Data entries:
● ● ● ● ● ● ●
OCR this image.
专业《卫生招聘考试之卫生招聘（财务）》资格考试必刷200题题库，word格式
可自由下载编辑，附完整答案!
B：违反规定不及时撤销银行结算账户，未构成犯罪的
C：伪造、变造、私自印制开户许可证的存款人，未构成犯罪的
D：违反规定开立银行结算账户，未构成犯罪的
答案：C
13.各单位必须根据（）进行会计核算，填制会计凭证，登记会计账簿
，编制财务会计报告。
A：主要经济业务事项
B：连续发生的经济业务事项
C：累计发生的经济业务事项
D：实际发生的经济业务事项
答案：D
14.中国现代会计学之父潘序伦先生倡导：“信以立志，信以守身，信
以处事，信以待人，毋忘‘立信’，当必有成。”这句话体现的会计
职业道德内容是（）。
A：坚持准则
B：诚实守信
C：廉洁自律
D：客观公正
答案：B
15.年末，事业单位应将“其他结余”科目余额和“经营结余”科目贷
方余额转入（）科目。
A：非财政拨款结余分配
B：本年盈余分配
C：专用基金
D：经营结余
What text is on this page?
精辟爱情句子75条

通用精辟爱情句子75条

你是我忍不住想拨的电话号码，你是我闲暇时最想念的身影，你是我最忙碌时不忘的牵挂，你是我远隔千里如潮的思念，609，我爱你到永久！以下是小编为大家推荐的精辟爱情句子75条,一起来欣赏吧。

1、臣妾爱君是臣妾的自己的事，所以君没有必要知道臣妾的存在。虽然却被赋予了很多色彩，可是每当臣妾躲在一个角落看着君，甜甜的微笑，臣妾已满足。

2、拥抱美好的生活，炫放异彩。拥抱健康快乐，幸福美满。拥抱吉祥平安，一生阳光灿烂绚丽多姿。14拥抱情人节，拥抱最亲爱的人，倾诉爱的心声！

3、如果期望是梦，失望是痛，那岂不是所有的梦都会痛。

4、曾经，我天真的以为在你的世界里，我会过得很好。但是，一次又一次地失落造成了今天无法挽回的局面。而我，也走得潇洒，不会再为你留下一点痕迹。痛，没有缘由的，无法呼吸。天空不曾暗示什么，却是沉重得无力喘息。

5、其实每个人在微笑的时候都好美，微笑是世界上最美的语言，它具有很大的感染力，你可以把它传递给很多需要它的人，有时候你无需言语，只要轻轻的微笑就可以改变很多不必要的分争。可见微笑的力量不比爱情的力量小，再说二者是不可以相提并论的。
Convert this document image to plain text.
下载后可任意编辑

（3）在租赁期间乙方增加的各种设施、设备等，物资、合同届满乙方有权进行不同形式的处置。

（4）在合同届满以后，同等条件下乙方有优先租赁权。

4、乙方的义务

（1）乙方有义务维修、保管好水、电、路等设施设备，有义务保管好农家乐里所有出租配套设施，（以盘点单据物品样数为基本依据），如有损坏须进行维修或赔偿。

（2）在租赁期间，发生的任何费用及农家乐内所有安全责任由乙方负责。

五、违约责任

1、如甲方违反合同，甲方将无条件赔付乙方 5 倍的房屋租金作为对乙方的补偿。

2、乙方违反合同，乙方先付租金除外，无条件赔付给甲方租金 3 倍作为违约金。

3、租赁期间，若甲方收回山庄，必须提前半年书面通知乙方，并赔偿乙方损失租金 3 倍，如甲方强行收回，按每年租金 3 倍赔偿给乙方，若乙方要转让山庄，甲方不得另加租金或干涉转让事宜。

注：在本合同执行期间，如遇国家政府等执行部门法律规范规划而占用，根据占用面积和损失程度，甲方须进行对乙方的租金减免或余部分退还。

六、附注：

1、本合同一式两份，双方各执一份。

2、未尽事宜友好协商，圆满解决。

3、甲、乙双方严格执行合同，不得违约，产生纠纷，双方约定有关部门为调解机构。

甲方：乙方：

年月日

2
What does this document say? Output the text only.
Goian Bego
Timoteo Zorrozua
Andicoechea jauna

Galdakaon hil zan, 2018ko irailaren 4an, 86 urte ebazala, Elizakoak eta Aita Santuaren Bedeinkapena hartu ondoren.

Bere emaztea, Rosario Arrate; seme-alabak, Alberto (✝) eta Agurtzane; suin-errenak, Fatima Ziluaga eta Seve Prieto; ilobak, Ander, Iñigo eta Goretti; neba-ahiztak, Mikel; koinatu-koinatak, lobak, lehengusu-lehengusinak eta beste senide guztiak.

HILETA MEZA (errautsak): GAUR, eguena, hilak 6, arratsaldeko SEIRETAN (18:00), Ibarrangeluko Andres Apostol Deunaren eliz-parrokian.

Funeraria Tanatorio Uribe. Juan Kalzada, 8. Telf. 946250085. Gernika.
● ● ● ● ● ● ●
What the exercise asks: Restate the records, all of them, precisely as written.

Finished task:
OCR this image.
专业《卫生招聘考试之卫生招聘（财务）》资格考试必刷200题题库，word格式
可自由下载编辑，附完整答案!
B：违反规定不及时撤销银行结算账户，未构成犯罪的
C：伪造、变造、私自印制开户许可证的存款人，未构成犯罪的
D：违反规定开立银行结算账户，未构成犯罪的
答案：C
13.各单位必须根据（）进行会计核算，填制会计凭证，登记会计账簿
，编制财务会计报告。
A：主要经济业务事项
B：连续发生的经济业务事项
C：累计发生的经济业务事项
D：实际发生的经济业务事项
答案：D
14.中国现代会计学之父潘序伦先生倡导：“信以立志，信以守身，信
以处事，信以待人，毋忘‘立信’，当必有成。”这句话体现的会计
职业道德内容是（）。
A：坚持准则
B：诚实守信
C：廉洁自律
D：客观公正
答案：B
15.年末，事业单位应将“其他结余”科目余额和“经营结余”科目贷
方余额转入（）科目。
A：非财政拨款结余分配
B：本年盈余分配
C：专用基金
D：经营结余
What text is on this page?
精辟爱情句子75条

通用精辟爱情句子75条

你是我忍不住想拨的电话号码，你是我闲暇时最想念的身影，你是我最忙碌时不忘的牵挂，你是我远隔千里如潮的思念，609，我爱你到永久！以下是小编为大家推荐的精辟爱情句子75条,一起来欣赏吧。

1、臣妾爱君是臣妾的自己的事，所以君没有必要知道臣妾的存在。虽然却被赋予了很多色彩，可是每当臣妾躲在一个角落看着君，甜甜的微笑，臣妾已满足。

2、拥抱美好的生活，炫放异彩。拥抱健康快乐，幸福美满。拥抱吉祥平安，一生阳光灿烂绚丽多姿。14拥抱情人节，拥抱最亲爱的人，倾诉爱的心声！

3、如果期望是梦，失望是痛，那岂不是所有的梦都会痛。

4、曾经，我天真的以为在你的世界里，我会过得很好。但是，一次又一次地失落造成了今天无法挽回的局面。而我，也走得潇洒，不会再为你留下一点痕迹。痛，没有缘由的，无法呼吸。天空不曾暗示什么，却是沉重得无力喘息。

5、其实每个人在微笑的时候都好美，微笑是世界上最美的语言，它具有很大的感染力，你可以把它传递给很多需要它的人，有时候你无需言语，只要轻轻的微笑就可以改变很多不必要的分争。可见微笑的力量不比爱情的力量小，再说二者是不可以相提并论的。
Convert this document image to plain text.
下载后可任意编辑

（3）在租赁期间乙方增加的各种设施、设备等，物资、合同届满乙方有权进行不同形式的处置。

（4）在合同届满以后，同等条件下乙方有优先租赁权。

4、乙方的义务

（1）乙方有义务维修、保管好水、电、路等设施设备，有义务保管好农家乐里所有出租配套设施，（以盘点单据物品样数为基本依据），如有损坏须进行维修或赔偿。

（2）在租赁期间，发生的任何费用及农家乐内所有安全责任由乙方负责。

五、违约责任

1、如甲方违反合同，甲方将无条件赔付乙方 5 倍的房屋租金作为对乙方的补偿。

2、乙方违反合同，乙方先付租金除外，无条件赔付给甲方租金 3 倍作为违约金。

3、租赁期间，若甲方收回山庄，必须提前半年书面通知乙方，并赔偿乙方损失租金 3 倍，如甲方强行收回，按每年租金 3 倍赔偿给乙方，若乙方要转让山庄，甲方不得另加租金或干涉转让事宜。

注：在本合同执行期间，如遇国家政府等执行部门法律规范规划而占用，根据占用面积和损失程度，甲方须进行对乙方的租金减免或余部分退还。

六、附注：

1、本合同一式两份，双方各执一份。

2、未尽事宜友好协商，圆满解决。

3、甲、乙双方严格执行合同，不得违约，产生纠纷，双方约定有关部门为调解机构。

甲方：乙方：

年月日

2
What does this document say? Output the text only.
Goian Bego
Timoteo Zorrozua
Andicoechea jauna

Galdakaon hil zan, 2018ko irailaren 4an, 86 urte ebazala, Elizakoak eta Aita Santuaren Bedeinkapena hartu ondoren.

Bere emaztea, Rosario Arrate; seme-alabak, Alberto (✝) eta Agurtzane; suin-errenak, Fatima Ziluaga eta Seve Prieto; ilobak, Ander, Iñigo eta Goretti; neba-ahiztak, Mikel; koinatu-koinatak, lobak, lehengusu-lehengusinak eta beste senide guztiak.

HILETA MEZA (errautsak): GAUR, eguena, hilak 6, arratsaldeko SEIRETAN (18:00), Ibarrangeluko Andres Apostol Deunaren eliz-parrokian.

Funeraria Tanatorio Uribe. Juan Kalzada, 8. Telf. 946250085. Gernika.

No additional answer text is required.